- What to work on -
Identify the lines that contain the string "output" and copy all of them.

- Supplied material -
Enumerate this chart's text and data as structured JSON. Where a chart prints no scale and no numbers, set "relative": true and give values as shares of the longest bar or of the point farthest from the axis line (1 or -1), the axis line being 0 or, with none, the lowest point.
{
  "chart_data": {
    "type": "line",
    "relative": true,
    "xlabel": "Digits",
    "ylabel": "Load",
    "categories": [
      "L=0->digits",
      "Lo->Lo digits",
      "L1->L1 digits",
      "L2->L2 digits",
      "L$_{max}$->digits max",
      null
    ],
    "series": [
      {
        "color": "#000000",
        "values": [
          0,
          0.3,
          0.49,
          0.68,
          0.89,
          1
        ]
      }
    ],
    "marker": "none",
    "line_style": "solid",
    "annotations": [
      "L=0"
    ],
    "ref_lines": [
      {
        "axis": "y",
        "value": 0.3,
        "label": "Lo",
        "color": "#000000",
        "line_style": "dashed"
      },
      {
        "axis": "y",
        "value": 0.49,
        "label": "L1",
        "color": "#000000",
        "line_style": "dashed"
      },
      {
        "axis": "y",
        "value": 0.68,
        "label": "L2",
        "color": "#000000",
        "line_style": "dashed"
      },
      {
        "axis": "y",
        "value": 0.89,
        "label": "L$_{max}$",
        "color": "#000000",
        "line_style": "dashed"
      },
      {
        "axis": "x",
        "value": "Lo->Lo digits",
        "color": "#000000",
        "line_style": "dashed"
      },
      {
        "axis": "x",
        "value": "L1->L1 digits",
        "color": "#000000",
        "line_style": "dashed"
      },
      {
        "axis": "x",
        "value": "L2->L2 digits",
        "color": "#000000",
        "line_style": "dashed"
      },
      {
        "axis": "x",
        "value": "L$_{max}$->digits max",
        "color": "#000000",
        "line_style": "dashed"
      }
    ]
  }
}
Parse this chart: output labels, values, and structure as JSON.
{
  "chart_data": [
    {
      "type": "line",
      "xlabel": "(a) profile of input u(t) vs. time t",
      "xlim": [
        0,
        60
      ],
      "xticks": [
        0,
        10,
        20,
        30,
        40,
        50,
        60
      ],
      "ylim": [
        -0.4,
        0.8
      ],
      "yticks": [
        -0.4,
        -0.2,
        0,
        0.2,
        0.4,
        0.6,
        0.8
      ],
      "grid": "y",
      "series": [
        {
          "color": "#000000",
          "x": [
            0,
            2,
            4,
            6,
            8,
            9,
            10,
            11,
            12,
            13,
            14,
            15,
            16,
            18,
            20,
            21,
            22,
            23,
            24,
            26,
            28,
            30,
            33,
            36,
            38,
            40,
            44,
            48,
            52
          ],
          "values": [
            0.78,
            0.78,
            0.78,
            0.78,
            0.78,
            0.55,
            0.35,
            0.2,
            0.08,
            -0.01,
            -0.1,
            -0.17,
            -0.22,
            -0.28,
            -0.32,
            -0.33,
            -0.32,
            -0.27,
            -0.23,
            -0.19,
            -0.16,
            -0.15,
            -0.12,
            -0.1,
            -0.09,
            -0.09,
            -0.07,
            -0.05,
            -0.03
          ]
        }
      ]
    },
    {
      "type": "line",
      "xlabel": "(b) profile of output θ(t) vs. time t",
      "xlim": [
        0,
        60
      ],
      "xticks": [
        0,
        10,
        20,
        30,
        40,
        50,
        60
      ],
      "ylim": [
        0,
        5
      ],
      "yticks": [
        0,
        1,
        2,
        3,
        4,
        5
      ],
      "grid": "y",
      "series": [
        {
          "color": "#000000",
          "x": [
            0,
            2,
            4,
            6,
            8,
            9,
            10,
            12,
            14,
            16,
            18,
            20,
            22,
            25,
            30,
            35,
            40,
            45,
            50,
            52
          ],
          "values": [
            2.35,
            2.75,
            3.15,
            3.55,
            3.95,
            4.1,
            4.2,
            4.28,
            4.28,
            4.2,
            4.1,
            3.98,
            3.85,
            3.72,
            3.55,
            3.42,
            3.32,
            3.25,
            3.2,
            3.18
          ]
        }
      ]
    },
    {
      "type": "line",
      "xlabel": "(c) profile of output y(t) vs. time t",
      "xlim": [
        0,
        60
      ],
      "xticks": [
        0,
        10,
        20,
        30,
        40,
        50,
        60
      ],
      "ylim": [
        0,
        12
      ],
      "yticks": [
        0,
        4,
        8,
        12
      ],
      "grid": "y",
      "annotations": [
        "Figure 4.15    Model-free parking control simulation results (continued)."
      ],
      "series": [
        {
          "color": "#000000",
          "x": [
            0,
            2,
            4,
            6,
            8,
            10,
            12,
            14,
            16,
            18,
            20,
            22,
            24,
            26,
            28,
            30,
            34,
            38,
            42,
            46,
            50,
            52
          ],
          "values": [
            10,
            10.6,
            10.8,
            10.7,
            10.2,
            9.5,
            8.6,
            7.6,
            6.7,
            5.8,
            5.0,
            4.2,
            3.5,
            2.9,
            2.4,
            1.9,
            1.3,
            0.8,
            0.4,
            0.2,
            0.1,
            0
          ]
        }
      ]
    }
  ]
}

- Task solution -
Parse this chart: output labels, values, and structure as JSON.
      "xlabel": "(b) profile of output θ(t) vs. time t",
      "xlabel": "(c) profile of output y(t) vs. time t",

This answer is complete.